══ RECORDS TO USE

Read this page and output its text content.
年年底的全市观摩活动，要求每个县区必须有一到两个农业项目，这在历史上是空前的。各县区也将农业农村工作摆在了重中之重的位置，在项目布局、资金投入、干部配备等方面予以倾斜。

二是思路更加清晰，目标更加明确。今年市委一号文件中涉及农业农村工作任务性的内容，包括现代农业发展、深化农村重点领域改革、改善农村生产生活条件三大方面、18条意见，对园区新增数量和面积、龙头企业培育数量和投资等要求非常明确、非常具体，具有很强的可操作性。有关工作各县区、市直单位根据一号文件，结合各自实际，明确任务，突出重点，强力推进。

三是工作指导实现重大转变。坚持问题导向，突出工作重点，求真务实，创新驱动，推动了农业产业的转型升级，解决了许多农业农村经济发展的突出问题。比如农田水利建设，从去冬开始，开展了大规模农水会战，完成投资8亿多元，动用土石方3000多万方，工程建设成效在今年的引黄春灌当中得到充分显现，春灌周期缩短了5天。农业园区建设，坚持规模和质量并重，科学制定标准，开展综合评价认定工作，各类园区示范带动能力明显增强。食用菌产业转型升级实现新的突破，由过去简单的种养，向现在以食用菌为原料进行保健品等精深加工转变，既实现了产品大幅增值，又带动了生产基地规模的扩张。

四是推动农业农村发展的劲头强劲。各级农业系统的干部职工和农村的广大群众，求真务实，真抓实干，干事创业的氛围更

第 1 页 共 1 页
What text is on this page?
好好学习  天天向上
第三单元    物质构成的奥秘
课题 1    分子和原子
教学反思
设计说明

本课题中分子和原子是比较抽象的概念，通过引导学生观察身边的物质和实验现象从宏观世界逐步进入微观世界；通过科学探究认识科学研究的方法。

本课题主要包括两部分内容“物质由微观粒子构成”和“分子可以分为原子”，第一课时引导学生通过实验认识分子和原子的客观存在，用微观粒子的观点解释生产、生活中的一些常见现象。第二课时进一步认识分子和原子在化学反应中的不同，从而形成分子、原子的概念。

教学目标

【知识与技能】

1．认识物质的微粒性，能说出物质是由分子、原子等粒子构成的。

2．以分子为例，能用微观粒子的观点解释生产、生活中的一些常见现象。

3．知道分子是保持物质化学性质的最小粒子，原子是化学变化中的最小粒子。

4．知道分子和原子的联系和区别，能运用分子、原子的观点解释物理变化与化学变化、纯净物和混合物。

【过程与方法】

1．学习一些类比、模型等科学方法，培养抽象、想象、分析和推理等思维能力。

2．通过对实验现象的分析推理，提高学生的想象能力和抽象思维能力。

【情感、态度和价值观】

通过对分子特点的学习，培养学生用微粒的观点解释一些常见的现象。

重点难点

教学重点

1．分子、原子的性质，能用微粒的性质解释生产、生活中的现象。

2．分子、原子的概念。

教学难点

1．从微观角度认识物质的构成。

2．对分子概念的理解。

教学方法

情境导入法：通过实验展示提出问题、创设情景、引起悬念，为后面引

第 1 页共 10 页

════

#### EXERCISE:
State the number of lines in the preceding entries that include the word "原子的概念". Provide nothing else.

#### RESPONSE BELOW:
2